• Work to do: Extract every line that contains the string "this".

====

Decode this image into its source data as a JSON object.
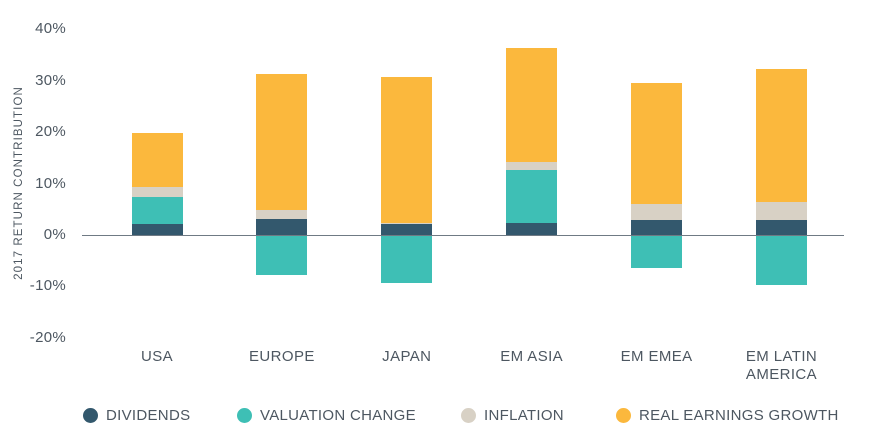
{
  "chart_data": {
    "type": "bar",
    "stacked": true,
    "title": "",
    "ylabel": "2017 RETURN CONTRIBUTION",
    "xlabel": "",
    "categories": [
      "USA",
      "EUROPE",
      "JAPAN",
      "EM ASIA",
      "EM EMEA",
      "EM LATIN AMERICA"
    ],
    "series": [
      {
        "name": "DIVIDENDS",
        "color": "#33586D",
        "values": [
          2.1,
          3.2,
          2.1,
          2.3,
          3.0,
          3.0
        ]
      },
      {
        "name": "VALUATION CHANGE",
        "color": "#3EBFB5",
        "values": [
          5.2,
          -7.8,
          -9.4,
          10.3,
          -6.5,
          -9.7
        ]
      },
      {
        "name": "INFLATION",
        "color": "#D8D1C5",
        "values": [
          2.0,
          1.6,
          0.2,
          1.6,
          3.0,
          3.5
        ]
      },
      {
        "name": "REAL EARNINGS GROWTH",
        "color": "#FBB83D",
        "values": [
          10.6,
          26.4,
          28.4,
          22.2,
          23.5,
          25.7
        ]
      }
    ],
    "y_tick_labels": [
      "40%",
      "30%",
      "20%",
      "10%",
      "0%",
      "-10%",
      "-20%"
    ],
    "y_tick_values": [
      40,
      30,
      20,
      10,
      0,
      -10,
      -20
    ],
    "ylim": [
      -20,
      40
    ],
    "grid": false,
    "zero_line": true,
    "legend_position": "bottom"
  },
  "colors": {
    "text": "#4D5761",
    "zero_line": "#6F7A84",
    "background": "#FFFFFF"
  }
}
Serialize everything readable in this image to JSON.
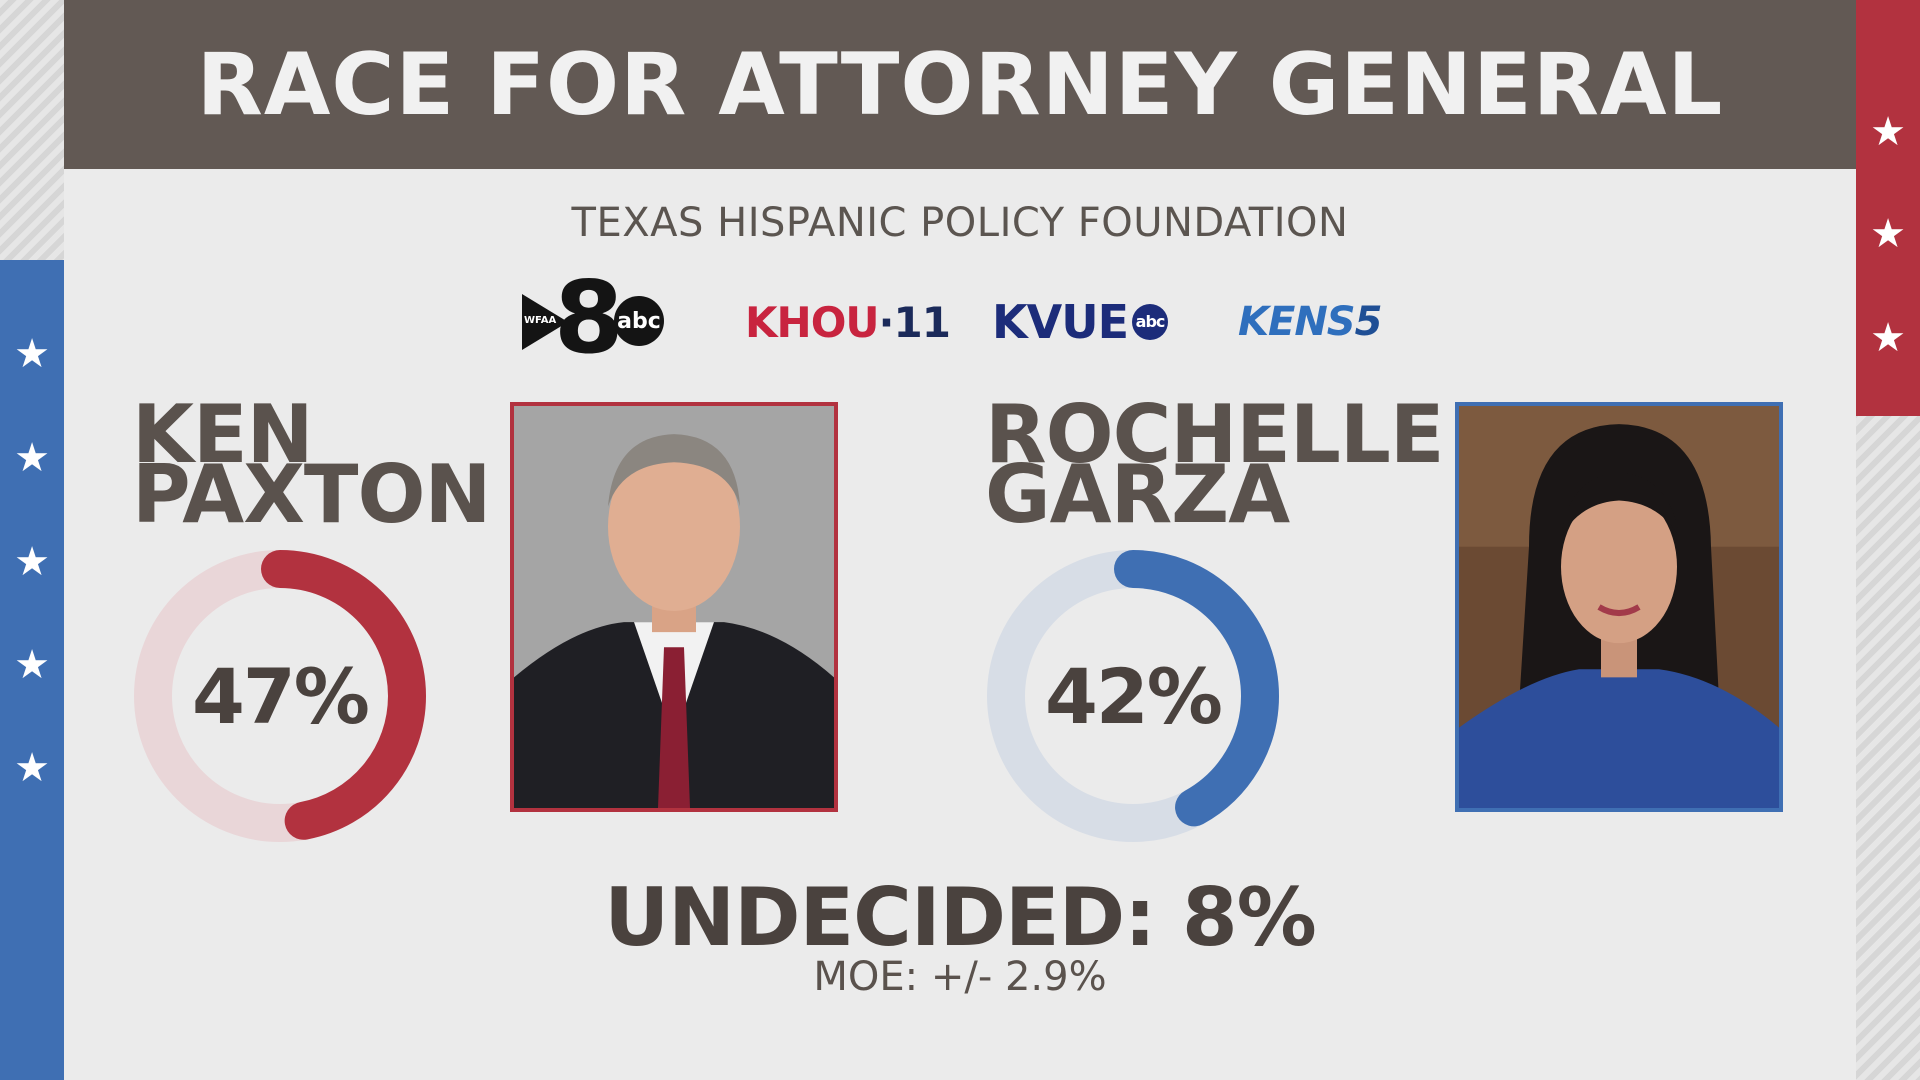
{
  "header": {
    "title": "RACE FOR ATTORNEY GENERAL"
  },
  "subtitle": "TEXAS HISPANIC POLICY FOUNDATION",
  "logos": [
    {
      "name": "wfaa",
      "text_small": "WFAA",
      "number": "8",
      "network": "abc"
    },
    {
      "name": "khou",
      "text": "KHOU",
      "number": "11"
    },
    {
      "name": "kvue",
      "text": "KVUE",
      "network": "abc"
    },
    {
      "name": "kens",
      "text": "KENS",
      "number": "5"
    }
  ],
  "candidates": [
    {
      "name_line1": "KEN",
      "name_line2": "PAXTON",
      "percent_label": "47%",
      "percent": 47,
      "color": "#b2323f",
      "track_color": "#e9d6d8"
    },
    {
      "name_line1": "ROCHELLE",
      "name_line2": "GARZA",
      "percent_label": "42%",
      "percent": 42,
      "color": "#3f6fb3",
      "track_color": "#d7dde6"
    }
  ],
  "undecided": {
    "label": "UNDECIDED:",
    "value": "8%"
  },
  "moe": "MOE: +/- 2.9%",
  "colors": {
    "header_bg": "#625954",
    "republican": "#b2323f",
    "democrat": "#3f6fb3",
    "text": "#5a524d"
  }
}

====

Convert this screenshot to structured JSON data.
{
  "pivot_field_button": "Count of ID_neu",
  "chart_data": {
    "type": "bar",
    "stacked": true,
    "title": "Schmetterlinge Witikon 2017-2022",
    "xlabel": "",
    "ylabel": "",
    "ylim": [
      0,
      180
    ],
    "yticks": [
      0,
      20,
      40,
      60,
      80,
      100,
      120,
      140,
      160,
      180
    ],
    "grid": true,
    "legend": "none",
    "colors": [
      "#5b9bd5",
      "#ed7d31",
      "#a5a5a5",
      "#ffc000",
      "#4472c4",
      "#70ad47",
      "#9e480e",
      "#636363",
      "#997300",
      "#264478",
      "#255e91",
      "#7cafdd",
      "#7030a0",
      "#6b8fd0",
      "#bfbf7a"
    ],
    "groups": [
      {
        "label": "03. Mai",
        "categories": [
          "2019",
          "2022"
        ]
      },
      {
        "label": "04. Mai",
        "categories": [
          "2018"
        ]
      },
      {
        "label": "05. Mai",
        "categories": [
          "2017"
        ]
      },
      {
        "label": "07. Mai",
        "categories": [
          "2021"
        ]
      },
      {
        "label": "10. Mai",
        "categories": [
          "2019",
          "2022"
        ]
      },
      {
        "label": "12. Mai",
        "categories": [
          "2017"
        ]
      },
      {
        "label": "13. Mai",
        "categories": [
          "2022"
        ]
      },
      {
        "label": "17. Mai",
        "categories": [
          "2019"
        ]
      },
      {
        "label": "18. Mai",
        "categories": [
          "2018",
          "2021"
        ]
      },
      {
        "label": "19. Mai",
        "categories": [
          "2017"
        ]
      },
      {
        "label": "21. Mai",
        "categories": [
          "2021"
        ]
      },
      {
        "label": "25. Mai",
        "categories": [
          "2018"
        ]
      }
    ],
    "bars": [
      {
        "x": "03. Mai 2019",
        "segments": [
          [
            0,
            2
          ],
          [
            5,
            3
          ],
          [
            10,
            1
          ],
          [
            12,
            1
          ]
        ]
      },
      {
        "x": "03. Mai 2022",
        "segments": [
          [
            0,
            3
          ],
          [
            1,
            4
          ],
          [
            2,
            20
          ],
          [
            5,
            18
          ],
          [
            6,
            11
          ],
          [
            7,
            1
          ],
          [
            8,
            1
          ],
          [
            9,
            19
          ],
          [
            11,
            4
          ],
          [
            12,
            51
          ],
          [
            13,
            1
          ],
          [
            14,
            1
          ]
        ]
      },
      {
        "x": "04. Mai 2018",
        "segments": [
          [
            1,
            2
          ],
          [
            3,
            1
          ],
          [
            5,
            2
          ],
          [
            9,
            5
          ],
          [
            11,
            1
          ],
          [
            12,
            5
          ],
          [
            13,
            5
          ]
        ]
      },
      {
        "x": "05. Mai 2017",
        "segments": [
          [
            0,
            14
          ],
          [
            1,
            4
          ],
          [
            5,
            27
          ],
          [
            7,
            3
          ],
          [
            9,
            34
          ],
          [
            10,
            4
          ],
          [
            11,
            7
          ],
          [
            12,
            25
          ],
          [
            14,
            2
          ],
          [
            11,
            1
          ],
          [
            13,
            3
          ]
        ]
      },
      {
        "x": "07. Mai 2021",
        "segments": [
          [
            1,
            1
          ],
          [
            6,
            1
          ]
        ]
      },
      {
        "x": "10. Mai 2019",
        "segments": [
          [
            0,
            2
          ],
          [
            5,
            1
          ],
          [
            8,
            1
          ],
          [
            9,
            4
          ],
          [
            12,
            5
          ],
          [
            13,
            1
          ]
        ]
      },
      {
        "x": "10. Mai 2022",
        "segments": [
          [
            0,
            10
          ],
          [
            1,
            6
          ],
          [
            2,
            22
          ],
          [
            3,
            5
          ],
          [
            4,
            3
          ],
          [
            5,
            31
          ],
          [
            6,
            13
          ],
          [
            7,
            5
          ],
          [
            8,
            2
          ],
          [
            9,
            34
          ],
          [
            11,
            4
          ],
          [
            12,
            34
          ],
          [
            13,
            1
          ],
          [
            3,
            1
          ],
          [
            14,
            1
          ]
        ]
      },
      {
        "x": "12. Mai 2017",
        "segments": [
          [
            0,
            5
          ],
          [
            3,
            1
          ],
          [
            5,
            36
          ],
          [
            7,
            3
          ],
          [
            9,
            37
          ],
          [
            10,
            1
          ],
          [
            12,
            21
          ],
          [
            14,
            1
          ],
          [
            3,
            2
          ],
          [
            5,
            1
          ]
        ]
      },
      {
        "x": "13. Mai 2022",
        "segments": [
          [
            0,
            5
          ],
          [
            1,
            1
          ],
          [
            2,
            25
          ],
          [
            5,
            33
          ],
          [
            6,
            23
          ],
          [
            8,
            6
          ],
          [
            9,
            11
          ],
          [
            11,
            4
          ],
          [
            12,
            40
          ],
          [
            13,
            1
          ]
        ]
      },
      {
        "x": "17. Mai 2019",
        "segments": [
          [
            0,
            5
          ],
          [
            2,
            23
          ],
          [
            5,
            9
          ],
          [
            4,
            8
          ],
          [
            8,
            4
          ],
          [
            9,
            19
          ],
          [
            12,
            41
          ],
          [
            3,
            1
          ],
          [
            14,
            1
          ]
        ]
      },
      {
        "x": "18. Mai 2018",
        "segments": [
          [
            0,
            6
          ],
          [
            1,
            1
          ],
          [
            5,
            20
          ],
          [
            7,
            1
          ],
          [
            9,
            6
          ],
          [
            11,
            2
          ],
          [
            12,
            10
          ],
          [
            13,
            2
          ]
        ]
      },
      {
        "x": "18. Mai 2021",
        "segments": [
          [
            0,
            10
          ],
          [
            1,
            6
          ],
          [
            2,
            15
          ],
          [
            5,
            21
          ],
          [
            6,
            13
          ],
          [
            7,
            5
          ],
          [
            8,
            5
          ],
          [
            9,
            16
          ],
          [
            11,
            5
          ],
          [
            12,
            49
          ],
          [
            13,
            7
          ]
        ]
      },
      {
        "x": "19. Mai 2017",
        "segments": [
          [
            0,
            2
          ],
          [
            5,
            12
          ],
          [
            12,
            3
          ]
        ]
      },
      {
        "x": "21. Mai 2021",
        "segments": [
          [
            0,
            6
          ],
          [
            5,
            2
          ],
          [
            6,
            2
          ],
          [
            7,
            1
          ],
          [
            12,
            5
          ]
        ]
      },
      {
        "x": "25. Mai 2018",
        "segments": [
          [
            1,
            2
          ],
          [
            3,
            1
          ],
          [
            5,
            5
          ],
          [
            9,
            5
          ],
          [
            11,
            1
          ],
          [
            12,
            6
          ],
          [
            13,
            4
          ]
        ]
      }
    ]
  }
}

====

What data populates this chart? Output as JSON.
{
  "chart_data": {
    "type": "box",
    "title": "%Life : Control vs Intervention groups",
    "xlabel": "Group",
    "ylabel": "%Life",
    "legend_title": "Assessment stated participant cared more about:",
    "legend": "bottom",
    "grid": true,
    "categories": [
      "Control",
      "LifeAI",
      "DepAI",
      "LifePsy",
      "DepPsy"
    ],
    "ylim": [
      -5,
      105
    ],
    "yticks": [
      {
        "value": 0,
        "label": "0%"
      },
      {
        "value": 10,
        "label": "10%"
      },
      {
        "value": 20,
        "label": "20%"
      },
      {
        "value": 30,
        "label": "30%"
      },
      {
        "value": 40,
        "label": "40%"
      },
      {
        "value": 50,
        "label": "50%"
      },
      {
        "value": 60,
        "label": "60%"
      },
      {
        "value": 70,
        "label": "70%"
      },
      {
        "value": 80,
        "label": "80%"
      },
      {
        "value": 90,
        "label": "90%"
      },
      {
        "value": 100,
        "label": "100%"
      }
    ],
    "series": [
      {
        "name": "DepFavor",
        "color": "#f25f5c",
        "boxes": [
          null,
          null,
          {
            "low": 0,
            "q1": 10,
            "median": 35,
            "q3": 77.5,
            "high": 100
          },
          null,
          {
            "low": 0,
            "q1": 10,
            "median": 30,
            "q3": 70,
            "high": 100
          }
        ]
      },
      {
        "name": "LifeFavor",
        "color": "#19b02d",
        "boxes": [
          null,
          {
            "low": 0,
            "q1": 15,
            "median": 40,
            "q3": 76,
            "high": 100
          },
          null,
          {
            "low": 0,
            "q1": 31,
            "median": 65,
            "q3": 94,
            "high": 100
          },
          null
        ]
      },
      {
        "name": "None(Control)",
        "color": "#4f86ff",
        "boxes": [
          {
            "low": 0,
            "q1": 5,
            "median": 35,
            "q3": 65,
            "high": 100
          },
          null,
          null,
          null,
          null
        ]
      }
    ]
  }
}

====

• Exercise output:
Decode this image into its source data as a JSON object.
Serialize everything readable in this image to JSON.
Convert this screenshot to structured JSON data.
What data populates this chart? Output as JSON.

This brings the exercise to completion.